Each line that holds the word "given" is to be identified and copied.

**TASK INPUT:**
■ ■ ■ ■ ■

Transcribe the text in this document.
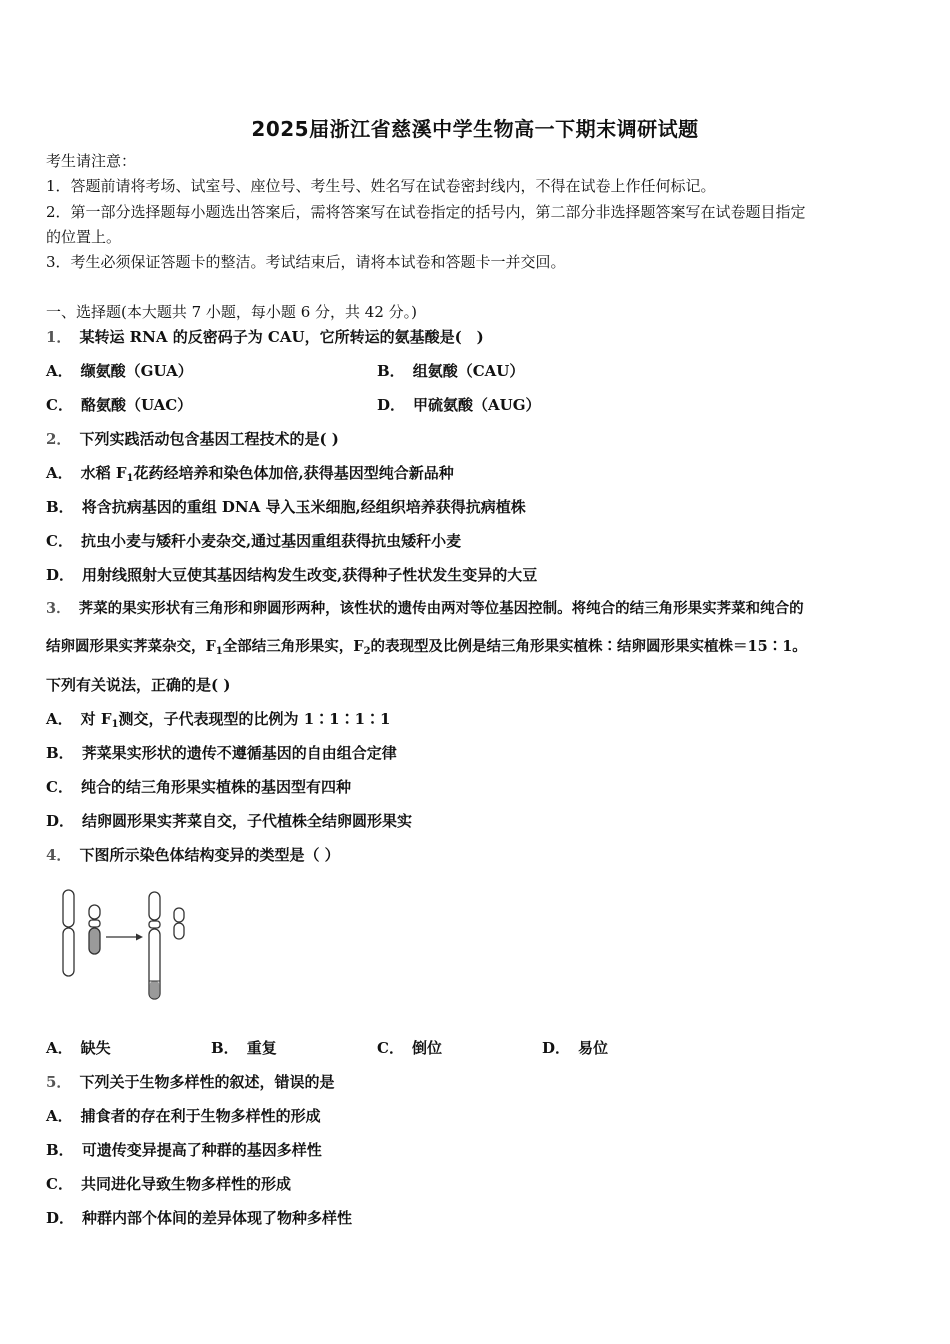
2025届浙江省慈溪中学生物高一下期末调研试题
考生请注意：
1．答题前请将考场、试室号、座位号、考生号、姓名写在试卷密封线内，不得在试卷上作任何标记。
2．第一部分选择题每小题选出答案后，需将答案写在试卷指定的括号内，第二部分非选择题答案写在试卷题目指定
的位置上。
3．考生必须保证答题卡的整洁。考试结束后，请将本试卷和答题卡一并交回。
一、选择题(本大题共 7 小题，每小题 6 分，共 42 分。)
1． 某转运 RNA 的反密码子为 CAU，它所转运的氨基酸是(　)
A． 缬氨酸（GUA）	B． 组氨酸（CAU）
C． 酪氨酸（UAC）	D． 甲硫氨酸（AUG）
2． 下列实践活动包含基因工程技术的是( )
A． 水稻 $F_1$花药经培养和染色体加倍,获得基因型纯合新品种
B． 将含抗病基因的重组 DNA 导入玉米细胞,经组织培养获得抗病植株
C． 抗虫小麦与矮秆小麦杂交,通过基因重组获得抗虫矮秆小麦
D． 用射线照射大豆使其基因结构发生改变,获得种子性状发生变异的大豆
3． 荠菜的果实形状有三角形和卵圆形两种，该性状的遗传由两对等位基因控制。将纯合的结三角形果实荠菜和纯合的
结卵圆形果实荠菜杂交，$F_1$全部结三角形果实，$F_2$的表现型及比例是结三角形果实植株∶结卵圆形果实植株＝15∶1。
下列有关说法，正确的是( )
A． 对 $F_1$测交，子代表现型的比例为 1∶1∶1∶1
B． 荠菜果实形状的遗传不遵循基因的自由组合定律
C． 纯合的结三角形果实植株的基因型有四种
D． 结卵圆形果实荠菜自交，子代植株全结卵圆形果实
4． 下图所示染色体结构变异的类型是（ ）
A． 缺失	B． 重复	C． 倒位	D． 易位
5． 下列关于生物多样性的叙述，错误的是
A． 捕食者的存在利于生物多样性的形成
B． 可遗传变异提高了种群的基因多样性
C． 共同进化导致生物多样性的形成
D． 种群内部个体间的差异体现了物种多样性
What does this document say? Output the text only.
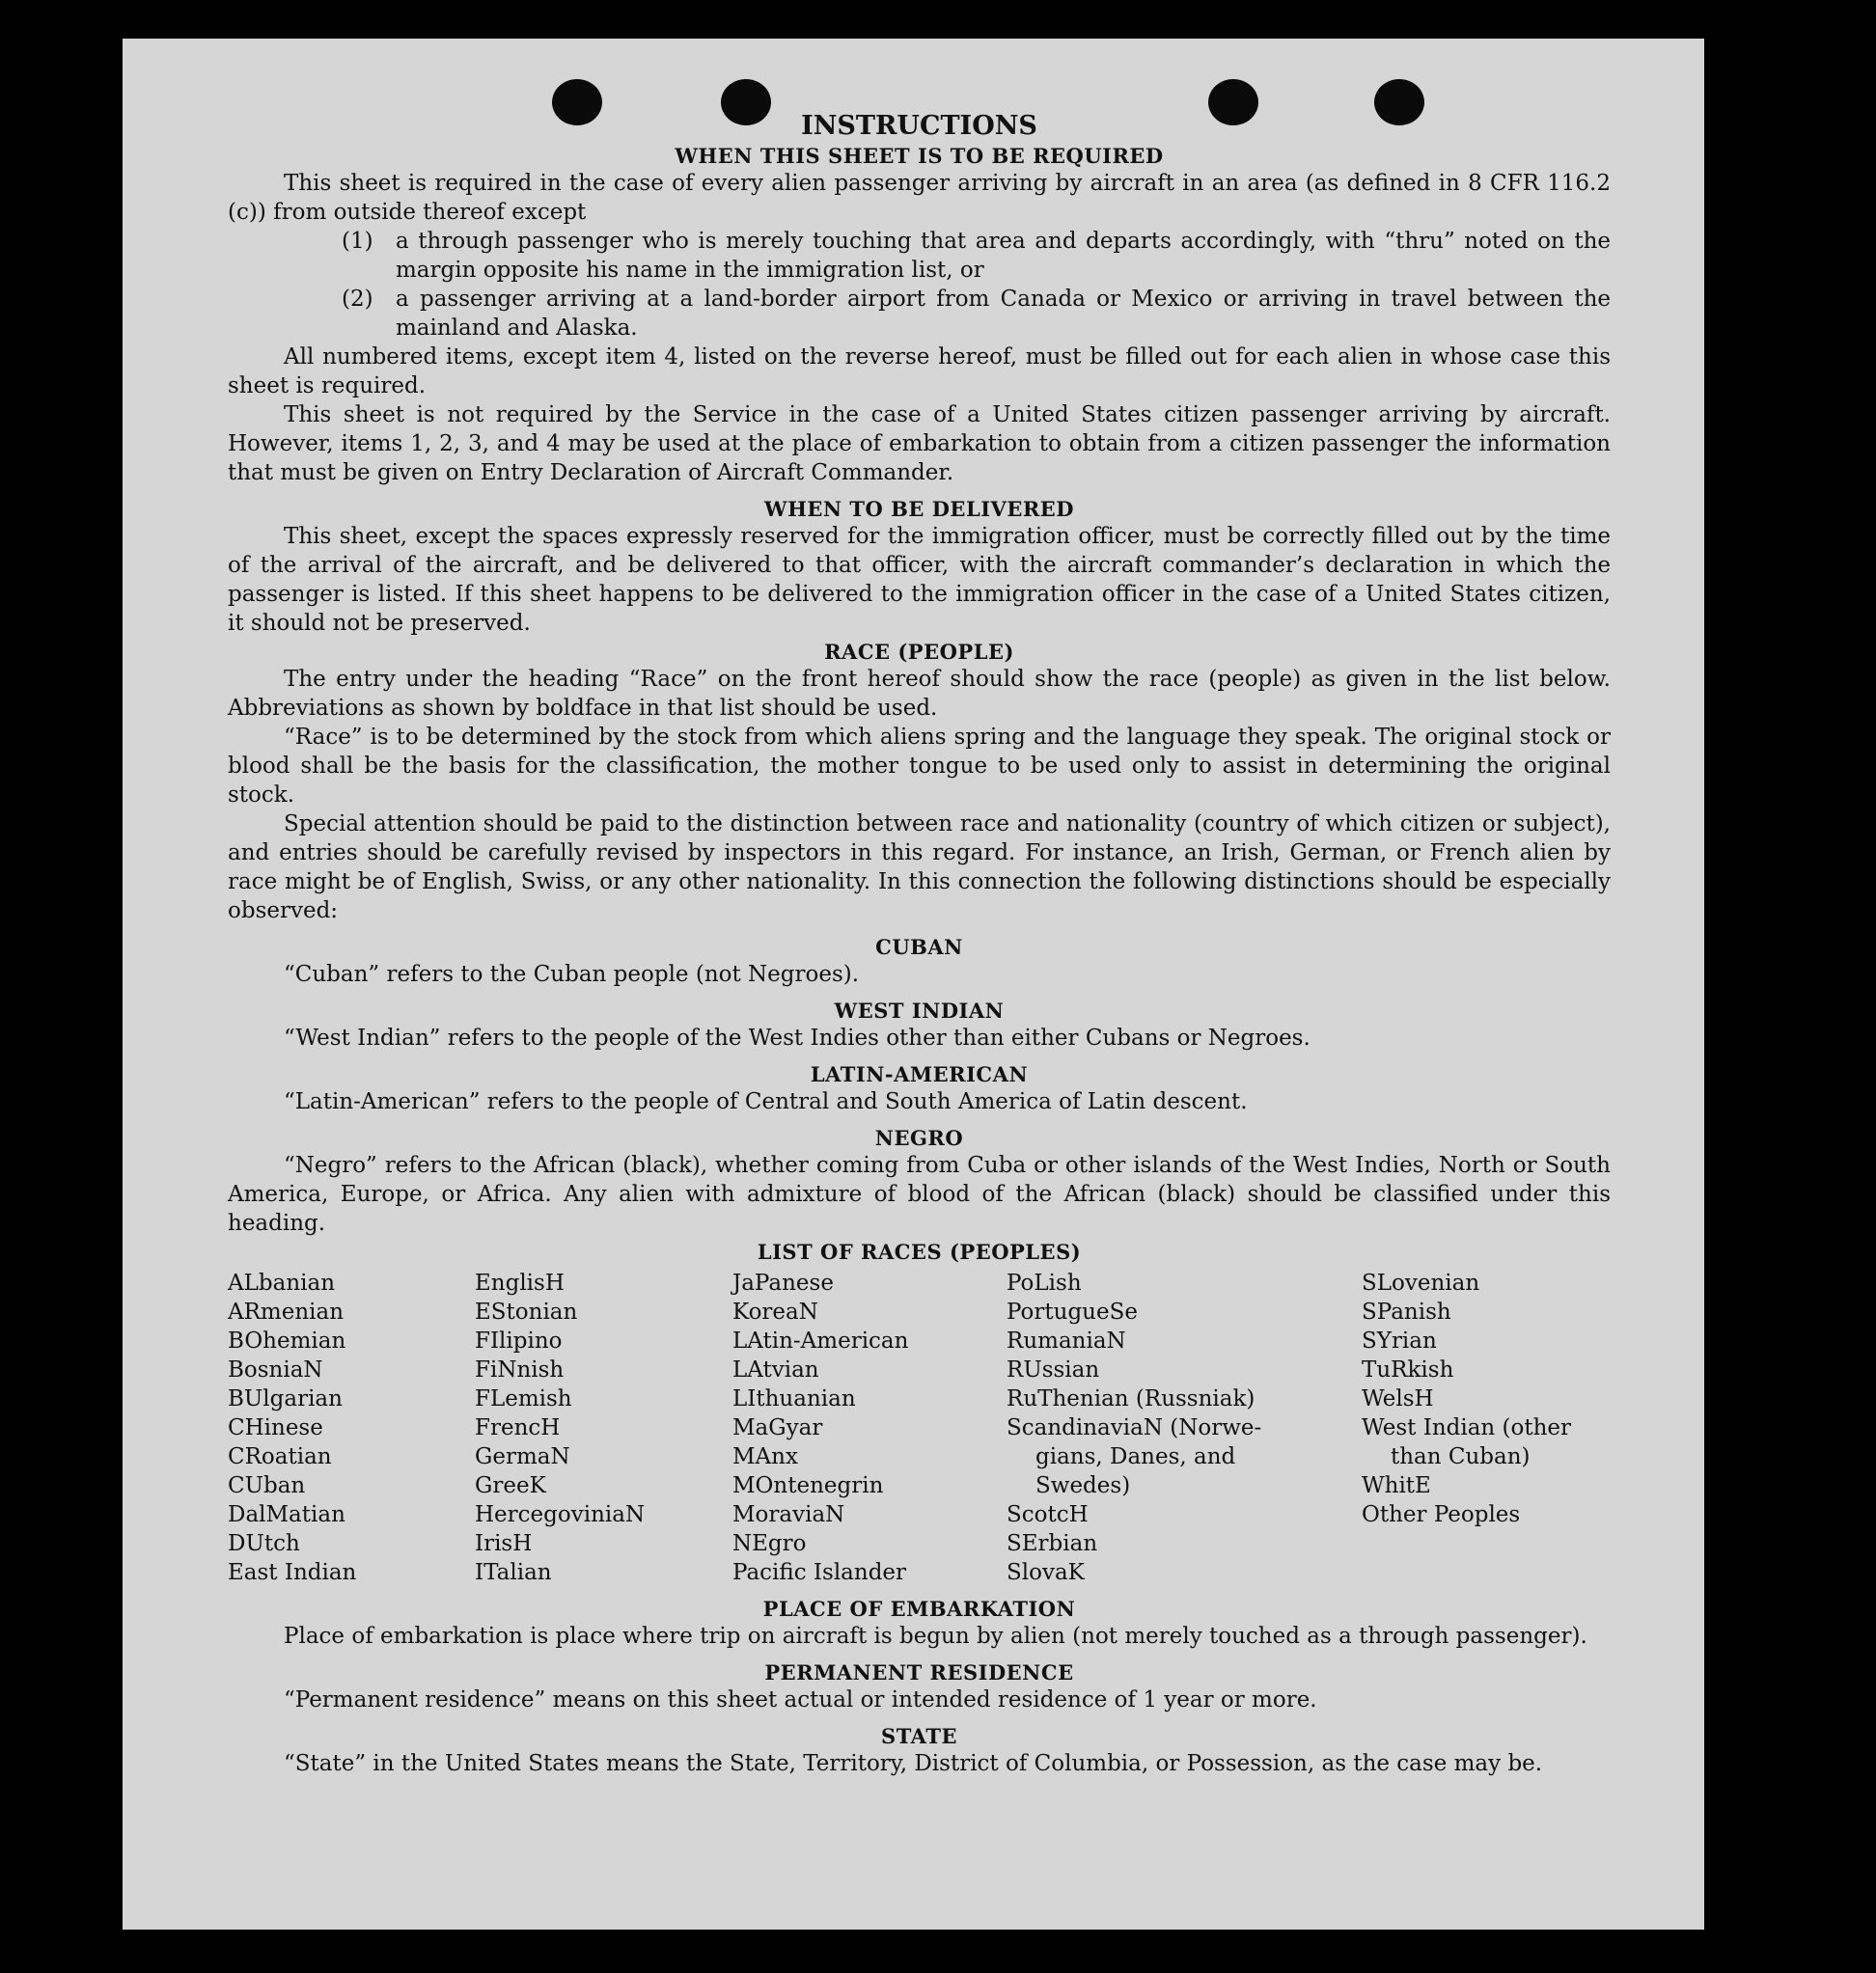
INSTRUCTIONS
WHEN THIS SHEET IS TO BE REQUIRED

This sheet is required in the case of every alien passenger arriving by aircraft in an area (as defined in 8 CFR 116.2 (c)) from outside thereof except

(1)	a through passenger who is merely touching that area and departs accordingly, with “thru” noted on the margin opposite his name in the immigration list, or
(2)	a passenger arriving at a land-border airport from Canada or Mexico or arriving in travel between the mainland and Alaska.

All numbered items, except item 4, listed on the reverse hereof, must be filled out for each alien in whose case this sheet is required.

This sheet is not required by the Service in the case of a United States citizen passenger arriving by aircraft. However, items 1, 2, 3, and 4 may be used at the place of embarkation to obtain from a citizen passenger the information that must be given on Entry Declaration of Aircraft Commander.

WHEN TO BE DELIVERED

This sheet, except the spaces expressly reserved for the immigration officer, must be correctly filled out by the time of the arrival of the aircraft, and be delivered to that officer, with the aircraft commander’s declaration in which the passenger is listed. If this sheet happens to be delivered to the immigration officer in the case of a United States citizen, it should not be preserved.

RACE (PEOPLE)

The entry under the heading “Race” on the front hereof should show the race (people) as given in the list below. Abbreviations as shown by boldface in that list should be used.

“Race” is to be determined by the stock from which aliens spring and the language they speak. The original stock or blood shall be the basis for the classification, the mother tongue to be used only to assist in determining the original stock.

Special attention should be paid to the distinction between race and nationality (country of which citizen or subject), and entries should be carefully revised by inspectors in this regard. For instance, an Irish, German, or French alien by race might be of English, Swiss, or any other nationality. In this connection the following distinctions should be especially observed:

CUBAN

“Cuban” refers to the Cuban people (not Negroes).

WEST INDIAN

“West Indian” refers to the people of the West Indies other than either Cubans or Negroes.

LATIN-AMERICAN

“Latin-American” refers to the people of Central and South America of Latin descent.

NEGRO

“Negro” refers to the African (black), whether coming from Cuba or other islands of the West Indies, North or South America, Europe, or Africa. Any alien with admixture of blood of the African (black) should be classified under this heading.

LIST OF RACES (PEOPLES)
ALbanian
ARmenian
BOhemian
BosniaN
BUlgarian
CHinese
CRoatian
CUban
DalMatian
DUtch
East Indian
EnglisH
EStonian
FIlipino
FiNnish
FLemish
FrencH
GermaN
GreeK
HercegoviniaN
IrisH
ITalian
JaPanese
KoreaN
LAtin-American
LAtvian
LIthuanian
MaGyar
MAnx
MOntenegrin
MoraviaN
NEgro
Pacific Islander
PoLish
PortugueSe
RumaniaN
RUssian
RuThenian (Russniak)
ScandinaviaN (Norwe-
gians, Danes, and
Swedes)
ScotcH
SErbian
SlovaK
SLovenian
SPanish
SYrian
TuRkish
WelsH
West Indian (other
than Cuban)
WhitE
Other Peoples
PLACE OF EMBARKATION

Place of embarkation is place where trip on aircraft is begun by alien (not merely touched as a through passenger).

PERMANENT RESIDENCE

“Permanent residence” means on this sheet actual or intended residence of 1 year or more.

STATE

“State” in the United States means the State, Territory, District of Columbia, or Possession, as the case may be.
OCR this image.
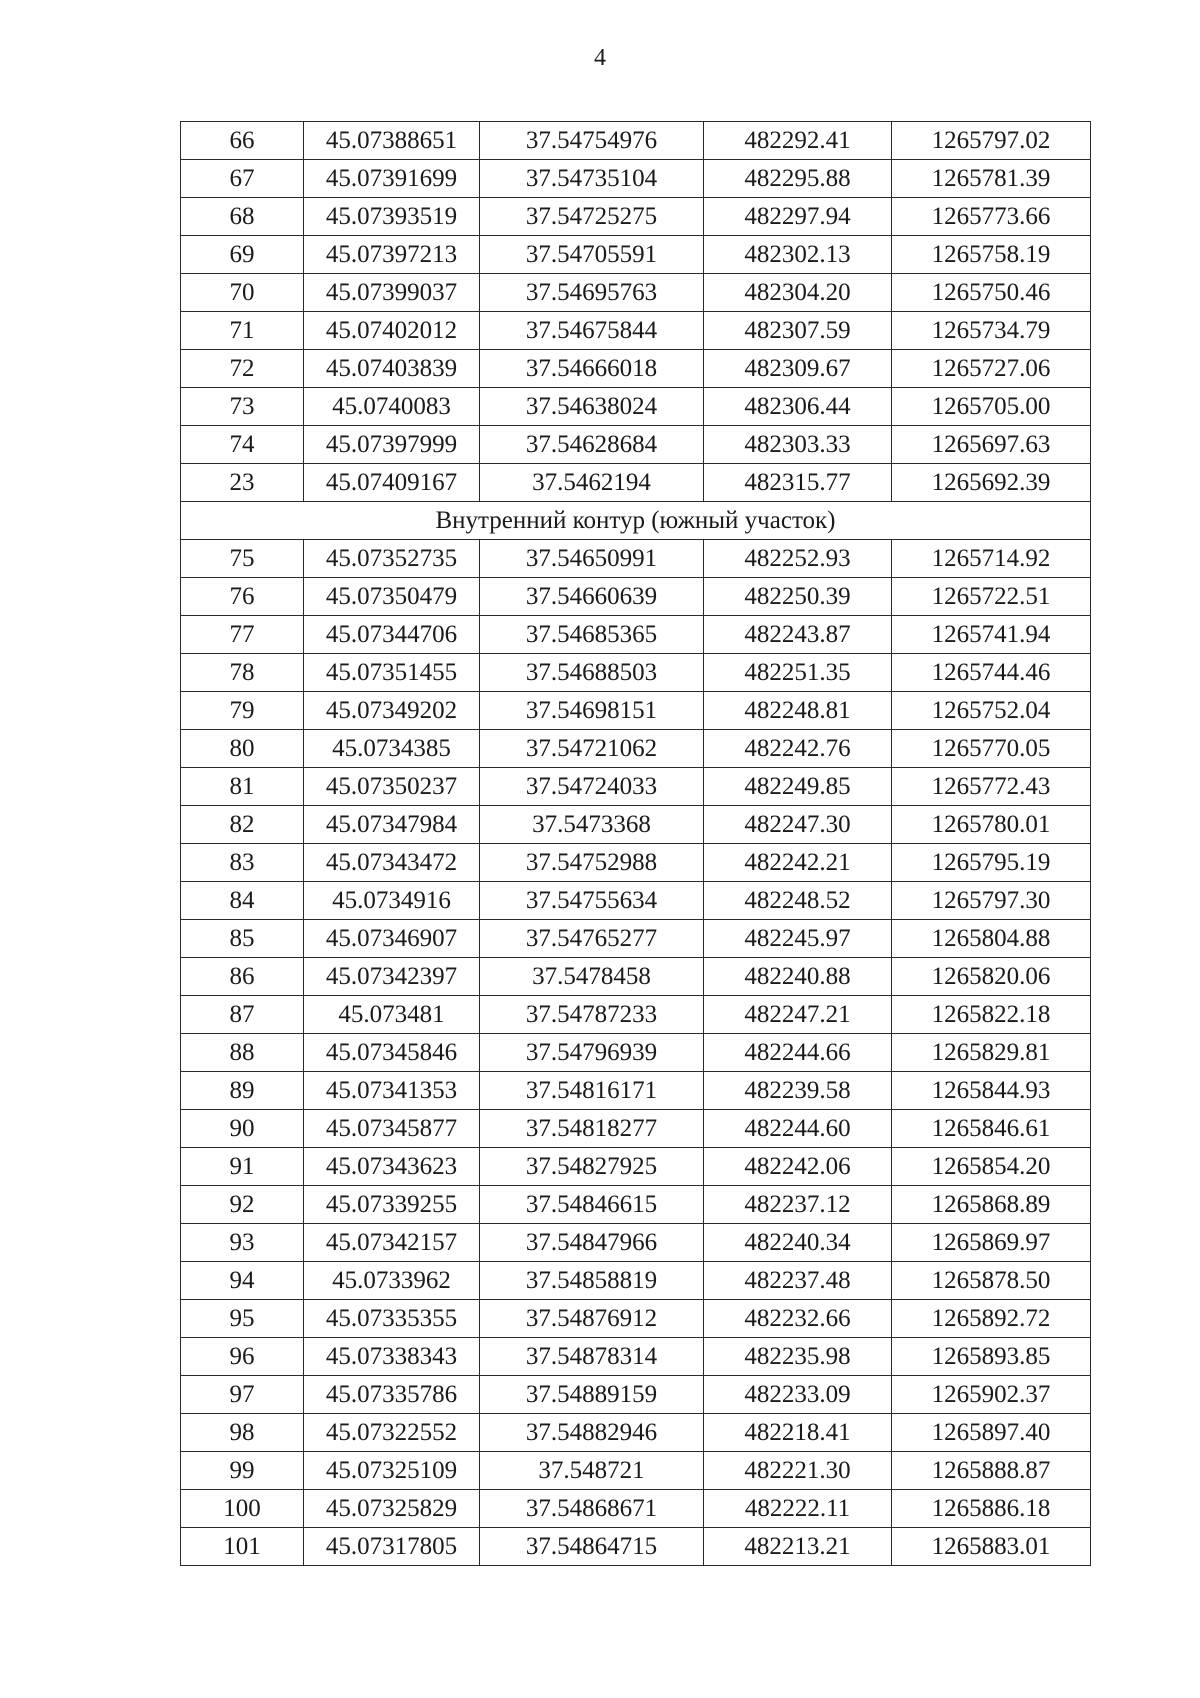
4
66	45.07388651	37.54754976	482292.41	1265797.02
67	45.07391699	37.54735104	482295.88	1265781.39
68	45.07393519	37.54725275	482297.94	1265773.66
69	45.07397213	37.54705591	482302.13	1265758.19
70	45.07399037	37.54695763	482304.20	1265750.46
71	45.07402012	37.54675844	482307.59	1265734.79
72	45.07403839	37.54666018	482309.67	1265727.06
73	45.0740083	37.54638024	482306.44	1265705.00
74	45.07397999	37.54628684	482303.33	1265697.63
23	45.07409167	37.5462194	482315.77	1265692.39
Внутренний контур (южный участок)				
75	45.07352735	37.54650991	482252.93	1265714.92
76	45.07350479	37.54660639	482250.39	1265722.51
77	45.07344706	37.54685365	482243.87	1265741.94
78	45.07351455	37.54688503	482251.35	1265744.46
79	45.07349202	37.54698151	482248.81	1265752.04
80	45.0734385	37.54721062	482242.76	1265770.05
81	45.07350237	37.54724033	482249.85	1265772.43
82	45.07347984	37.5473368	482247.30	1265780.01
83	45.07343472	37.54752988	482242.21	1265795.19
84	45.0734916	37.54755634	482248.52	1265797.30
85	45.07346907	37.54765277	482245.97	1265804.88
86	45.07342397	37.5478458	482240.88	1265820.06
87	45.073481	37.54787233	482247.21	1265822.18
88	45.07345846	37.54796939	482244.66	1265829.81
89	45.07341353	37.54816171	482239.58	1265844.93
90	45.07345877	37.54818277	482244.60	1265846.61
91	45.07343623	37.54827925	482242.06	1265854.20
92	45.07339255	37.54846615	482237.12	1265868.89
93	45.07342157	37.54847966	482240.34	1265869.97
94	45.0733962	37.54858819	482237.48	1265878.50
95	45.07335355	37.54876912	482232.66	1265892.72
96	45.07338343	37.54878314	482235.98	1265893.85
97	45.07335786	37.54889159	482233.09	1265902.37
98	45.07322552	37.54882946	482218.41	1265897.40
99	45.07325109	37.548721	482221.30	1265888.87
100	45.07325829	37.54868671	482222.11	1265886.18
101	45.07317805	37.54864715	482213.21	1265883.01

■ ■ ■ ■ ■

**ANSWER BELOW:**
This sheet is not required by the Service in the case of a United States citizen passenger arriving by aircraft. However, items 1, 2, 3, and 4 may be used at the place of embarkation to obtain from a citizen passenger the information that must be given on Entry Declaration of Aircraft Commander.
The entry under the heading “Race” on the front hereof should show the race (people) as given in the list below. Abbreviations as shown by boldface in that list should be used.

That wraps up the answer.